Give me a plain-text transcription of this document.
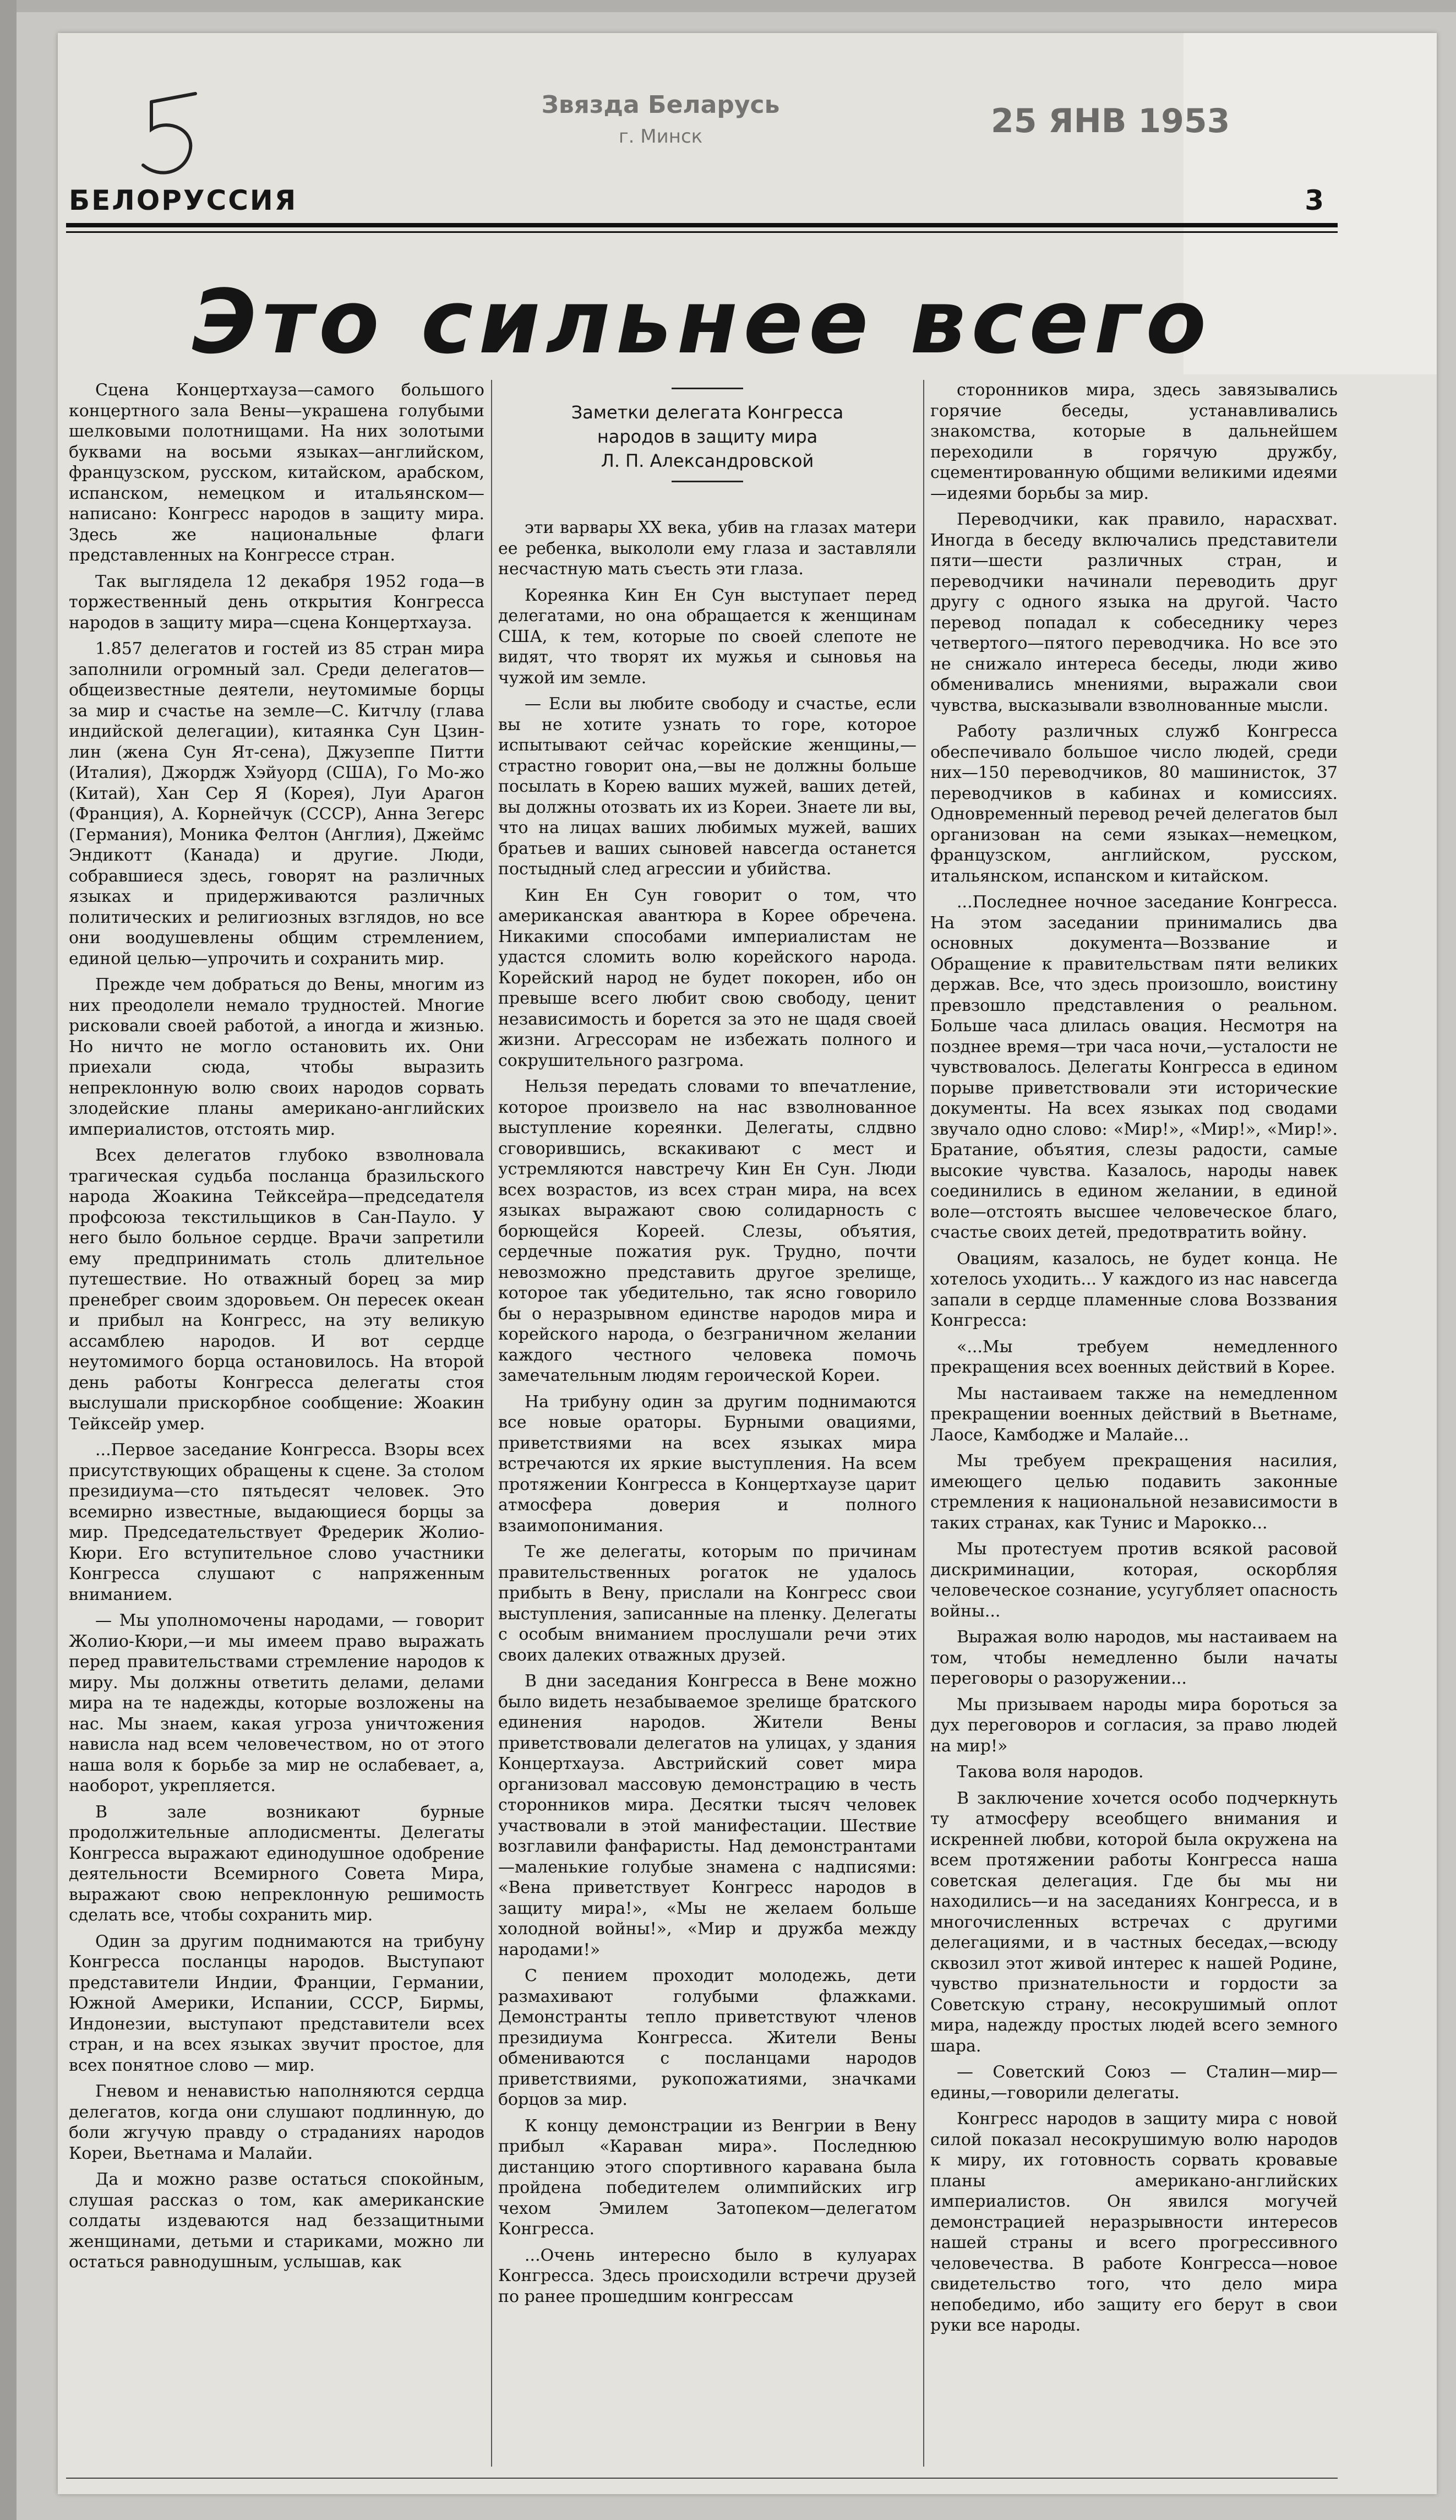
Звязда Беларусь
г. Минск	25 ЯНВ 1953
БЕЛОРУССИЯ	3
Это сильнее всего
Заметки делегата Конгресса
народов в защиту мира
Л. П. Александровской

Сцена Концертхауза—самого большого концертного зала Вены—украшена голубыми шелковыми полотнищами. На них золотыми буквами на восьми языках—английском, французском, русском, китайском, арабском, испанском, немецком и итальянском—написано: Конгресс народов в защиту мира. Здесь же национальные флаги представленных на Конгрессе стран.

Так выглядела 12 декабря 1952 года—в торжественный день открытия Конгресса народов в защиту мира—сцена Концертхауза.

1.857 делегатов и гостей из 85 стран мира заполнили огромный зал. Среди делегатов—общеизвестные деятели, неутомимые борцы за мир и счастье на земле—С. Китчлу (глава индийской делегации), китаянка Сун Цзин-лин (жена Сун Ят-сена), Джузеппе Питти (Италия), Джордж Хэйуорд (США), Го Мо-жо (Китай), Хан Сер Я (Корея), Луи Арагон (Франция), А. Корнейчук (СССР), Анна Зегерс (Германия), Моника Фелтон (Англия), Джеймс Эндикотт (Канада) и другие. Люди, собравшиеся здесь, говорят на различных языках и придерживаются различных политических и религиозных взглядов, но все они воодушевлены общим стремлением, единой целью—упрочить и сохранить мир.

Прежде чем добраться до Вены, многим из них преодолели немало трудностей. Многие рисковали своей работой, а иногда и жизнью. Но ничто не могло остановить их. Они приехали сюда, чтобы выразить непреклонную волю своих народов сорвать злодейские планы американо-английских империалистов, отстоять мир.

Всех делегатов глубоко взволновала трагическая судьба посланца бразильского народа Жоакина Тейксейра—председателя профсоюза текстильщиков в Сан-Пауло. У него было больное сердце. Врачи запретили ему предпринимать столь длительное путешествие. Но отважный борец за мир пренебрег своим здоровьем. Он пересек океан и прибыл на Конгресс, на эту великую ассамблею народов. И вот сердце неутомимого борца остановилось. На второй день работы Конгресса делегаты стоя выслушали прискорбное сообщение: Жоакин Тейксейр умер.

...Первое заседание Конгресса. Взоры всех присутствующих обращены к сцене. За столом президиума—сто пятьдесят человек. Это всемирно известные, выдающиеся борцы за мир. Председательствует Фредерик Жолио-Кюри. Его вступительное слово участники Конгресса слушают с напряженным вниманием.

— Мы уполномочены народами, — говорит Жолио-Кюри,—и мы имеем право выражать перед правительствами стремление народов к миру. Мы должны ответить делами, делами мира на те надежды, которые возложены на нас. Мы знаем, какая угроза уничтожения нависла над всем человечеством, но от этого наша воля к борьбе за мир не ослабевает, а, наоборот, укрепляется.

В зале возникают бурные продолжительные аплодисменты. Делегаты Конгресса выражают единодушное одобрение деятельности Всемирного Совета Мира, выражают свою непреклонную решимость сделать все, чтобы сохранить мир.

Один за другим поднимаются на трибуну Конгресса посланцы народов. Выступают представители Индии, Франции, Германии, Южной Америки, Испании, СССР, Бирмы, Индонезии, выступают представители всех стран, и на всех языках звучит простое, для всех понятное слово — мир.

Гневом и ненавистью наполняются сердца делегатов, когда они слушают подлинную, до боли жгучую правду о страданиях народов Кореи, Вьетнама и Малайи.

Да и можно разве остаться спокойным, слушая рассказ о том, как американские солдаты издеваются над беззащитными женщинами, детьми и стариками, можно ли остаться равнодушным, услышав, как

эти варвары XX века, убив на глазах матери ее ребенка, выкололи ему глаза и заставляли несчастную мать съесть эти глаза.

Кореянка Кин Ен Сун выступает перед делегатами, но она обращается к женщинам США, к тем, которые по своей слепоте не видят, что творят их мужья и сыновья на чужой им земле.

— Если вы любите свободу и счастье, если вы не хотите узнать то горе, которое испытывают сейчас корейские женщины,—страстно говорит она,—вы не должны больше посылать в Корею ваших мужей, ваших детей, вы должны отозвать их из Кореи. Знаете ли вы, что на лицах ваших любимых мужей, ваших братьев и ваших сыновей навсегда останется постыдный след агрессии и убийства.

Кин Ен Сун говорит о том, что американская авантюра в Корее обречена. Никакими способами империалистам не удастся сломить волю корейского народа. Корейский народ не будет покорен, ибо он превыше всего любит свою свободу, ценит независимость и борется за это не щадя своей жизни. Агрессорам не избежать полного и сокрушительного разгрома.

Нельзя передать словами то впечатление, которое произвело на нас взволнованное выступление кореянки. Делегаты, слдвно сговорившись, вскакивают с мест и устремляются навстречу Кин Ен Сун. Люди всех возрастов, из всех стран мира, на всех языках выражают свою солидарность с борющейся Кореей. Слезы, объятия, сердечные пожатия рук. Трудно, почти невозможно представить другое зрелище, которое так убедительно, так ясно говорило бы о неразрывном единстве народов мира и корейского народа, о безграничном желании каждого честного человека помочь замечательным людям героической Кореи.

На трибуну один за другим поднимаются все новые ораторы. Бурными овациями, приветствиями на всех языках мира встречаются их яркие выступления. На всем протяжении Конгресса в Концертхаузе царит атмосфера доверия и полного взаимопонимания.

Те же делегаты, которым по причинам правительственных рогаток не удалось прибыть в Вену, прислали на Конгресс свои выступления, записанные на пленку. Делегаты с особым вниманием прослушали речи этих своих далеких отважных друзей.

В дни заседания Конгресса в Вене можно было видеть незабываемое зрелище братского единения народов. Жители Вены приветствовали делегатов на улицах, у здания Концертхауза. Австрийский совет мира организовал массовую демонстрацию в честь сторонников мира. Десятки тысяч человек участвовали в этой манифестации. Шествие возглавили фанфаристы. Над демонстрантами—маленькие голубые знамена с надписями: «Вена приветствует Конгресс народов в защиту мира!», «Мы не желаем больше холодной войны!», «Мир и дружба между народами!»

С пением проходит молодежь, дети размахивают голубыми флажками. Демонстранты тепло приветствуют членов президиума Конгресса. Жители Вены обмениваются с посланцами народов приветствиями, рукопожатиями, значками борцов за мир.

К концу демонстрации из Венгрии в Вену прибыл «Караван мира». Последнюю дистанцию этого спортивного каравана была пройдена победителем олимпийских игр чехом Эмилем Затопеком—делегатом Конгресса.

...Очень интересно было в кулуарах Конгресса. Здесь происходили встречи друзей по ранее прошедшим конгрессам

сторонников мира, здесь завязывались горячие беседы, устанавливались знакомства, которые в дальнейшем переходили в горячую дружбу, сцементированную общими великими идеями—идеями борьбы за мир.

Переводчики, как правило, нарасхват. Иногда в беседу включались представители пяти—шести различных стран, и переводчики начинали переводить друг другу с одного языка на другой. Часто перевод попадал к собеседнику через четвертого—пятого переводчика. Но все это не снижало интереса беседы, люди живо обменивались мнениями, выражали свои чувства, высказывали взволнованные мысли.

Работу различных служб Конгресса обеспечивало большое число людей, среди них—150 переводчиков, 80 машинисток, 37 переводчиков в кабинах и комиссиях. Одновременный перевод речей делегатов был организован на семи языках—немецком, французском, английском, русском, итальянском, испанском и китайском.

...Последнее ночное заседание Конгресса. На этом заседании принимались два основных документа—Воззвание и Обращение к правительствам пяти великих держав. Все, что здесь произошло, воистину превзошло представления о реальном. Больше часа длилась овация. Несмотря на позднее время—три часа ночи,—усталости не чувствовалось. Делегаты Конгресса в едином порыве приветствовали эти исторические документы. На всех языках под сводами звучало одно слово: «Мир!», «Мир!», «Мир!». Братание, объятия, слезы радости, самые высокие чувства. Казалось, народы навек соединились в едином желании, в единой воле—отстоять высшее человеческое благо, счастье своих детей, предотвратить войну.

Овациям, казалось, не будет конца. Не хотелось уходить... У каждого из нас навсегда запали в сердце пламенные слова Воззвания Конгресса:

«...Мы требуем немедленного прекращения всех военных действий в Корее.

Мы настаиваем также на немедленном прекращении военных действий в Вьетнаме, Лаосе, Камбодже и Малайе...

Мы требуем прекращения насилия, имеющего целью подавить законные стремления к национальной независимости в таких странах, как Тунис и Марокко...

Мы протестуем против всякой расовой дискриминации, которая, оскорбляя человеческое сознание, усугубляет опасность войны...

Выражая волю народов, мы настаиваем на том, чтобы немедленно были начаты переговоры о разоружении...

Мы призываем народы мира бороться за дух переговоров и согласия, за право людей на мир!»

Такова воля народов.

В заключение хочется особо подчеркнуть ту атмосферу всеобщего внимания и искренней любви, которой была окружена на всем протяжении работы Конгресса наша советская делегация. Где бы мы ни находились—и на заседаниях Конгресса, и в многочисленных встречах с другими делегациями, и в частных беседах,—всюду сквозил этот живой интерес к нашей Родине, чувство признательности и гордости за Советскую страну, несокрушимый оплот мира, надежду простых людей всего земного шара.

— Советский Союз — Сталин—мир—едины,—говорили делегаты.

Конгресс народов в защиту мира с новой силой показал несокрушимую волю народов к миру, их готовность сорвать кровавые планы американо-английских империалистов. Он явился могучей демонстрацией неразрывности интересов нашей страны и всего прогрессивного человечества. В работе Конгресса—новое свидетельство того, что дело мира непобедимо, ибо защиту его берут в свои руки все народы.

+ + + + + + +

— STATED EXERCISE —
How many lines in these records hold the string "прекращения"? Reply with the number alone.

— CORRECT RESPONSE —
2